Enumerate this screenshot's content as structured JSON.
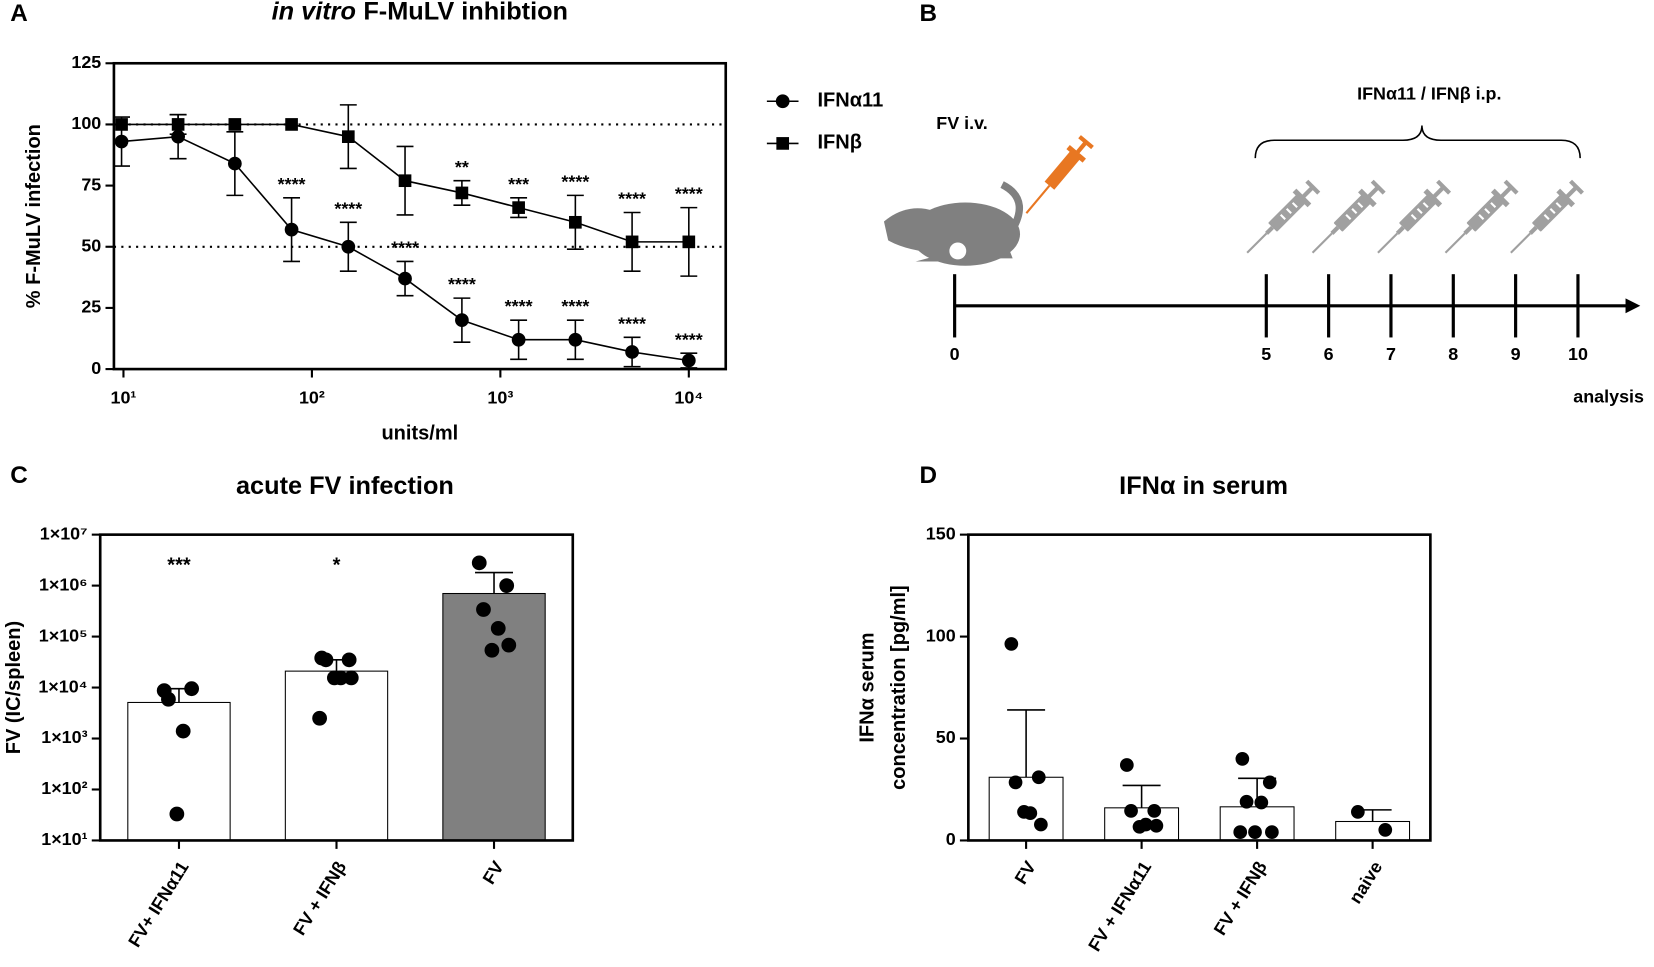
{
  "chart_data": [
    {
      "type": "line",
      "panel_label": "A",
      "title_italic": "in vitro",
      "title": "F-MuLV inhibtion",
      "xlabel": "units/ml",
      "ylabel": "% F-MuLV infection",
      "xscale": "log",
      "xlim": [
        8.9,
        15700
      ],
      "xticks": [
        {
          "value": 10,
          "label": "10¹"
        },
        {
          "value": 100,
          "label": "10²"
        },
        {
          "value": 1000,
          "label": "10³"
        },
        {
          "value": 10000,
          "label": "10⁴"
        }
      ],
      "ylim": [
        0,
        125
      ],
      "yticks": [
        0,
        25,
        50,
        75,
        100,
        125
      ],
      "reference_lines": [
        100,
        50
      ],
      "x": [
        9.77,
        19.5,
        39,
        78,
        156,
        312,
        625,
        1250,
        2500,
        5000,
        10000
      ],
      "series": [
        {
          "name": "IFNα11",
          "marker": "circle",
          "color": "#000000",
          "values": [
            93,
            95,
            84,
            57,
            50,
            37,
            20,
            12,
            12,
            7,
            3.5
          ],
          "errors": [
            10,
            9,
            13,
            13,
            10,
            7,
            9,
            8,
            8,
            6,
            3
          ],
          "significance": [
            null,
            null,
            null,
            "****",
            "****",
            "****",
            "****",
            "****",
            "****",
            "****",
            "****"
          ]
        },
        {
          "name": "IFNβ",
          "marker": "square",
          "color": "#000000",
          "values": [
            100,
            100,
            100,
            100,
            95,
            77,
            72,
            66,
            60,
            52,
            52
          ],
          "errors": [
            0,
            4,
            0,
            0,
            13,
            14,
            5,
            4,
            11,
            12,
            14
          ],
          "significance": [
            null,
            null,
            null,
            null,
            null,
            null,
            "**",
            "***",
            "****",
            "****",
            "****"
          ]
        }
      ]
    },
    {
      "type": "timeline",
      "panel_label": "B",
      "xlim": [
        0,
        11
      ],
      "xticks": [
        0,
        5,
        6,
        7,
        8,
        9,
        10
      ],
      "annotations": [
        "FV i.v.",
        "IFNα11 / IFNβ i.p.",
        "analysis"
      ]
    },
    {
      "type": "bar",
      "panel_label": "C",
      "title": "acute FV infection",
      "ylabel": "FV (IC/spleen)",
      "yscale": "log",
      "ylim": [
        10,
        10000000
      ],
      "yticks": [
        {
          "value": 10,
          "label": "1×10¹"
        },
        {
          "value": 100,
          "label": "1×10²"
        },
        {
          "value": 1000,
          "label": "1×10³"
        },
        {
          "value": 10000,
          "label": "1×10⁴"
        },
        {
          "value": 100000,
          "label": "1×10⁵"
        },
        {
          "value": 1000000,
          "label": "1×10⁶"
        },
        {
          "value": 10000000,
          "label": "1×10⁷"
        }
      ],
      "categories": [
        "FV+ IFNα11",
        "FV + IFNβ",
        "FV"
      ],
      "values": [
        5100,
        21000,
        700000
      ],
      "errors": [
        4400,
        14000,
        1100000
      ],
      "colors": [
        "#ffffff",
        "#ffffff",
        "#808080"
      ],
      "points": [
        [
          8700,
          9500,
          5900,
          1400,
          33
        ],
        [
          38000,
          35000,
          35000,
          15500,
          15500,
          15500,
          2500
        ],
        [
          2800000,
          1000000,
          340000,
          145000,
          54000,
          68000
        ]
      ],
      "significance": [
        "***",
        "*",
        null
      ]
    },
    {
      "type": "bar",
      "panel_label": "D",
      "title": "IFNα in serum",
      "ylabel": [
        "IFNα serum",
        "concentration [pg/ml]"
      ],
      "ylim": [
        0,
        150
      ],
      "yticks": [
        0,
        50,
        100,
        150
      ],
      "categories": [
        "FV",
        "FV + IFNα11",
        "FV + IFNβ",
        "naive"
      ],
      "values": [
        31,
        16,
        16.5,
        9.3
      ],
      "errors": [
        33,
        11,
        14,
        5.7
      ],
      "colors": [
        "#ffffff",
        "#ffffff",
        "#ffffff",
        "#ffffff"
      ],
      "points": [
        [
          96.4,
          31,
          28.5,
          13.4,
          14,
          7.8
        ],
        [
          37,
          14.5,
          14.5,
          7.8,
          6.7,
          7.2
        ],
        [
          40,
          28.5,
          19,
          18.6,
          4.1,
          4.1,
          4.1
        ],
        [
          14,
          5.2
        ]
      ]
    }
  ]
}
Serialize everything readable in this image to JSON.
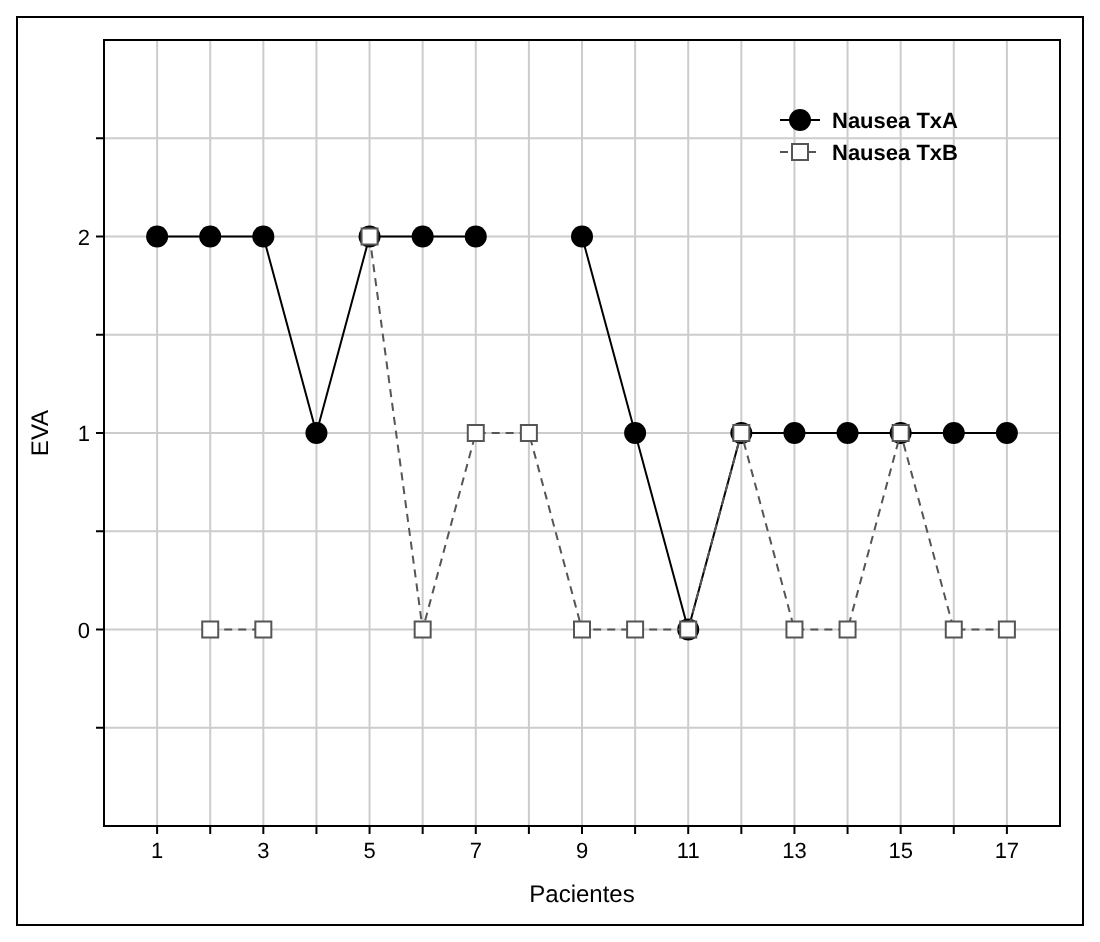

----------

Exercise details
Go through the records above, find every line with the word "JSON", and list those lines.

The completed task
Enumerate this screenshot's content as structured JSON.
Serialize everything readable in this image to JSON.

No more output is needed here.